[Extracted data entries]
>>>

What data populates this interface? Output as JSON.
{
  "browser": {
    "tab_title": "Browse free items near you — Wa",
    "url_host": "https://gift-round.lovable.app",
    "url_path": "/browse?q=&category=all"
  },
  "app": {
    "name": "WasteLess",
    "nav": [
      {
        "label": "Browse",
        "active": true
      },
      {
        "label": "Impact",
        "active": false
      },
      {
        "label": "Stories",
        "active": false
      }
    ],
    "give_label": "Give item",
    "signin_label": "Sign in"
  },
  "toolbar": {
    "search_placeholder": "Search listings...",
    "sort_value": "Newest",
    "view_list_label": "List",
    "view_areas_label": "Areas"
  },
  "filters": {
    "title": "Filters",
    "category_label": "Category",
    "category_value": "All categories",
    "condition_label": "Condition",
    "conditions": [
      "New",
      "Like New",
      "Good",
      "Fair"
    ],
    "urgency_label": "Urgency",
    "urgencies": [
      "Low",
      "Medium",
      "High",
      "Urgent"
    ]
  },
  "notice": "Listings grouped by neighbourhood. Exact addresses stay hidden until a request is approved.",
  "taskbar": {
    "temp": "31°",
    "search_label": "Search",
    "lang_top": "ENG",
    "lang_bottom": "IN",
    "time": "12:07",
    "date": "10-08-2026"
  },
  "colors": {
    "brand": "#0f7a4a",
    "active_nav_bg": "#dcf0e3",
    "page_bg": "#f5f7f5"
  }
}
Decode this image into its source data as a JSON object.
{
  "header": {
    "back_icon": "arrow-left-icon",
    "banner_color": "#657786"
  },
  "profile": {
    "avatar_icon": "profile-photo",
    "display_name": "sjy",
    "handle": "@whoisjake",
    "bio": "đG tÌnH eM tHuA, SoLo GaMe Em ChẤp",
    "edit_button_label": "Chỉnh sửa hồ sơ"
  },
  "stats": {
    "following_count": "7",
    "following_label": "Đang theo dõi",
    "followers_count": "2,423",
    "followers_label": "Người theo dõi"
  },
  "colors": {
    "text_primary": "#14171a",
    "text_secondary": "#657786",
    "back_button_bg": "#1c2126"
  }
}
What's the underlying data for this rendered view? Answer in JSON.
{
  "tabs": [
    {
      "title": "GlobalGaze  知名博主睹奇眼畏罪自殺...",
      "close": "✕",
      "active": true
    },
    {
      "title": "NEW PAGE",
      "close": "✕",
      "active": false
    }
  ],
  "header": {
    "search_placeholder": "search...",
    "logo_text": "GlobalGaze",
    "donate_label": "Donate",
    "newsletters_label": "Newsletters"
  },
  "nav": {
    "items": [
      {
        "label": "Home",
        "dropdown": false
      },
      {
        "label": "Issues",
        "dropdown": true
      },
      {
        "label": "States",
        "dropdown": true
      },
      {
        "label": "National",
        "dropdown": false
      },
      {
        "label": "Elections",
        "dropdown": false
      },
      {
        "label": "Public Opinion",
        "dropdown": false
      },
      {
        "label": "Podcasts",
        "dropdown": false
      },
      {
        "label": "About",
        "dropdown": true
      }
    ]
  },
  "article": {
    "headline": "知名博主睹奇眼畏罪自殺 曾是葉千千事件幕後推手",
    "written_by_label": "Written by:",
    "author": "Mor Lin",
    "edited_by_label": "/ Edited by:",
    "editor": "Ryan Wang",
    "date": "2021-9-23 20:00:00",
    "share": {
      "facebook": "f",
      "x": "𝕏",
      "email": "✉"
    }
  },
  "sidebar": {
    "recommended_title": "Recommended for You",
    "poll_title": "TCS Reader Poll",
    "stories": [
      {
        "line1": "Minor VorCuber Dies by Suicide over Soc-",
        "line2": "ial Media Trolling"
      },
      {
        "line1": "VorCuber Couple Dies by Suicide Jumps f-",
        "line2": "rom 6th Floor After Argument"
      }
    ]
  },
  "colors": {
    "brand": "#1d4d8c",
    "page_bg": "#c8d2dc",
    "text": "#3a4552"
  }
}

<<<

For the data above, state how many lines contain "GlobalGaze"; the number is the whole answer.

2